Problem details:
Output the entries below exactly as written, omitting pictures.

[Extracted records]

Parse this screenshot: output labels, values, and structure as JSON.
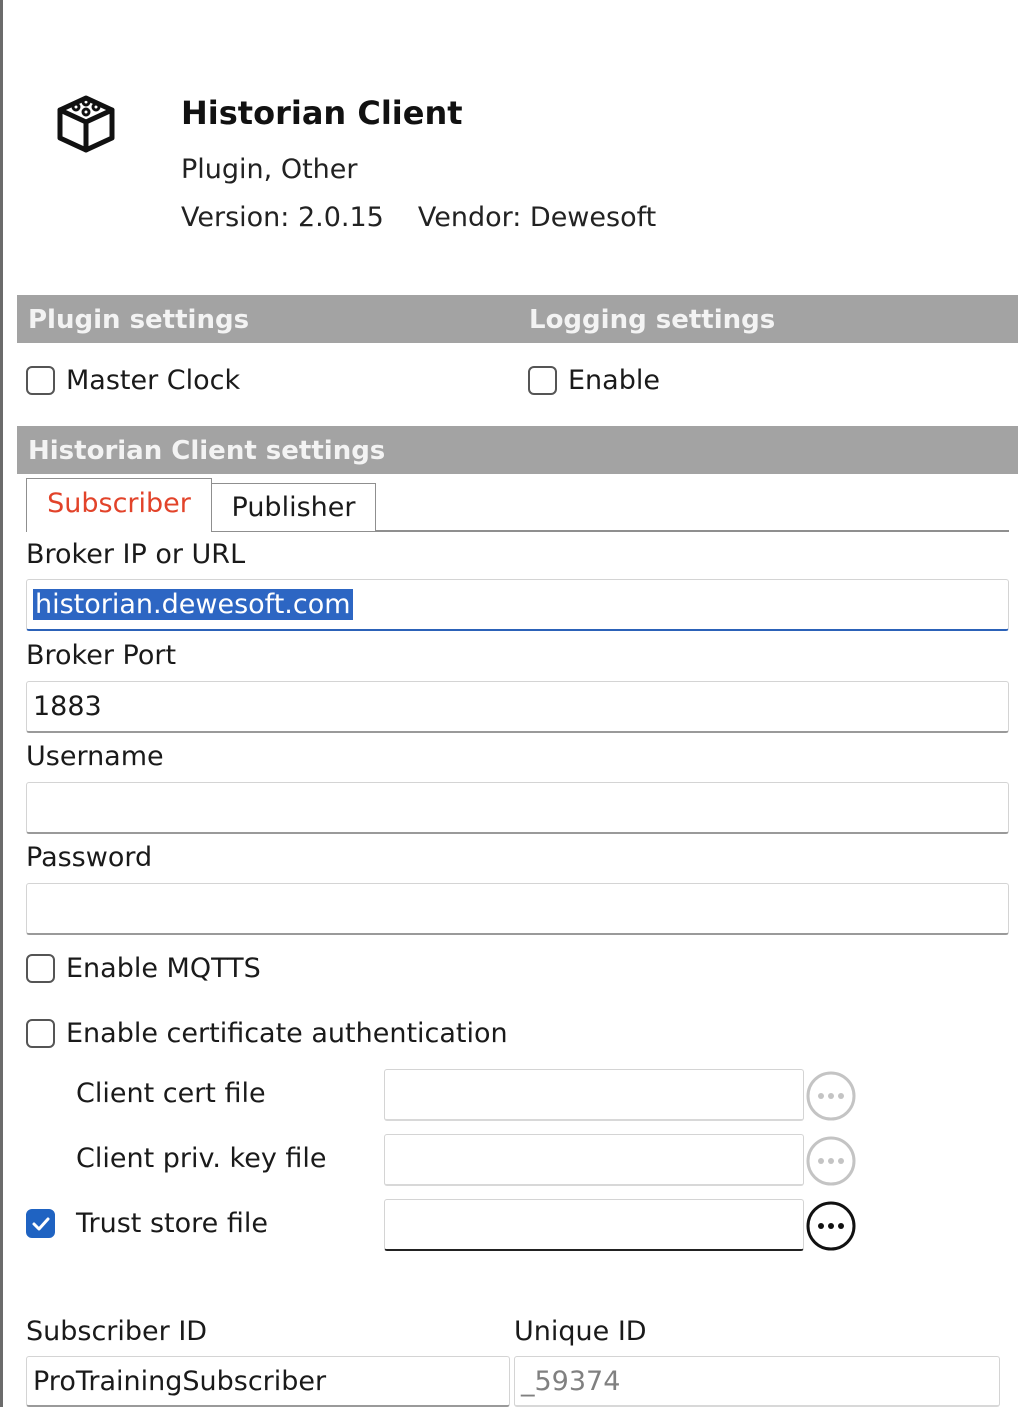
{
  "header": {
    "icon": "plugin-box-icon",
    "title": "Historian Client",
    "category": "Plugin, Other",
    "version_text": "Version: 2.0.15",
    "vendor_text": "Vendor: Dewesoft"
  },
  "plugin_settings": {
    "heading": "Plugin settings",
    "master_clock": {
      "label": "Master Clock",
      "checked": false
    }
  },
  "logging_settings": {
    "heading": "Logging settings",
    "enable": {
      "label": "Enable",
      "checked": false
    }
  },
  "client_settings": {
    "heading": "Historian Client settings",
    "tabs": [
      {
        "label": "Subscriber",
        "active": true
      },
      {
        "label": "Publisher",
        "active": false
      }
    ],
    "broker_ip": {
      "label": "Broker IP or URL",
      "value": "historian.dewesoft.com"
    },
    "broker_port": {
      "label": "Broker Port",
      "value": "1883"
    },
    "username": {
      "label": "Username",
      "value": ""
    },
    "password": {
      "label": "Password",
      "value": ""
    },
    "enable_mqtts": {
      "label": "Enable MQTTS",
      "checked": false
    },
    "enable_cert_auth": {
      "label": "Enable certificate authentication",
      "checked": false
    },
    "client_cert_file": {
      "label": "Client cert file",
      "value": "",
      "enabled": false
    },
    "client_priv_key_file": {
      "label": "Client priv. key file",
      "value": "",
      "enabled": false
    },
    "trust_store_file": {
      "label": "Trust store file",
      "value": "",
      "checked": true,
      "enabled": true
    },
    "subscriber_id": {
      "label": "Subscriber ID",
      "value": "ProTrainingSubscriber"
    },
    "unique_id": {
      "label": "Unique ID",
      "value": "_59374"
    }
  },
  "colors": {
    "section_bar": "#a3a3a3",
    "active_tab_text": "#e2432a",
    "checkbox_checked": "#1f63c2",
    "selection_highlight": "#2d66c3"
  }
}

Task response:
Parse this screenshot: output labels, values, and structure as JSON.
{
  "header": {
    "icon": "plugin-box-icon",
    "title": "Historian Client",
    "category": "Plugin, Other",
    "version_text": "Version: 2.0.15",
    "vendor_text": "Vendor: Dewesoft"
  },
  "plugin_settings": {
    "heading": "Plugin settings",
    "master_clock": {
      "label": "Master Clock",
      "checked": false
    }
  },
  "logging_settings": {
    "heading": "Logging settings",
    "enable": {
      "label": "Enable",
      "checked": false
    }
  },
  "client_settings": {
    "heading": "Historian Client settings",
    "tabs": [
      {
        "label": "Subscriber",
        "active": true
      },
      {
        "label": "Publisher",
        "active": false
      }
    ],
    "broker_ip": {
      "label": "Broker IP or URL",
      "value": "historian.dewesoft.com"
    },
    "broker_port": {
      "label": "Broker Port",
      "value": "1883"
    },
    "username": {
      "label": "Username",
      "value": ""
    },
    "password": {
      "label": "Password",
      "value": ""
    },
    "enable_mqtts": {
      "label": "Enable MQTTS",
      "checked": false
    },
    "enable_cert_auth": {
      "label": "Enable certificate authentication",
      "checked": false
    },
    "client_cert_file": {
      "label": "Client cert file",
      "value": "",
      "enabled": false
    },
    "client_priv_key_file": {
      "label": "Client priv. key file",
      "value": "",
      "enabled": false
    },
    "trust_store_file": {
      "label": "Trust store file",
      "value": "",
      "checked": true,
      "enabled": true
    },
    "subscriber_id": {
      "label": "Subscriber ID",
      "value": "ProTrainingSubscriber"
    },
    "unique_id": {
      "label": "Unique ID",
      "value": "_59374"
    }
  },
  "colors": {
    "section_bar": "#a3a3a3",
    "active_tab_text": "#e2432a",
    "checkbox_checked": "#1f63c2",
    "selection_highlight": "#2d66c3"
  }
}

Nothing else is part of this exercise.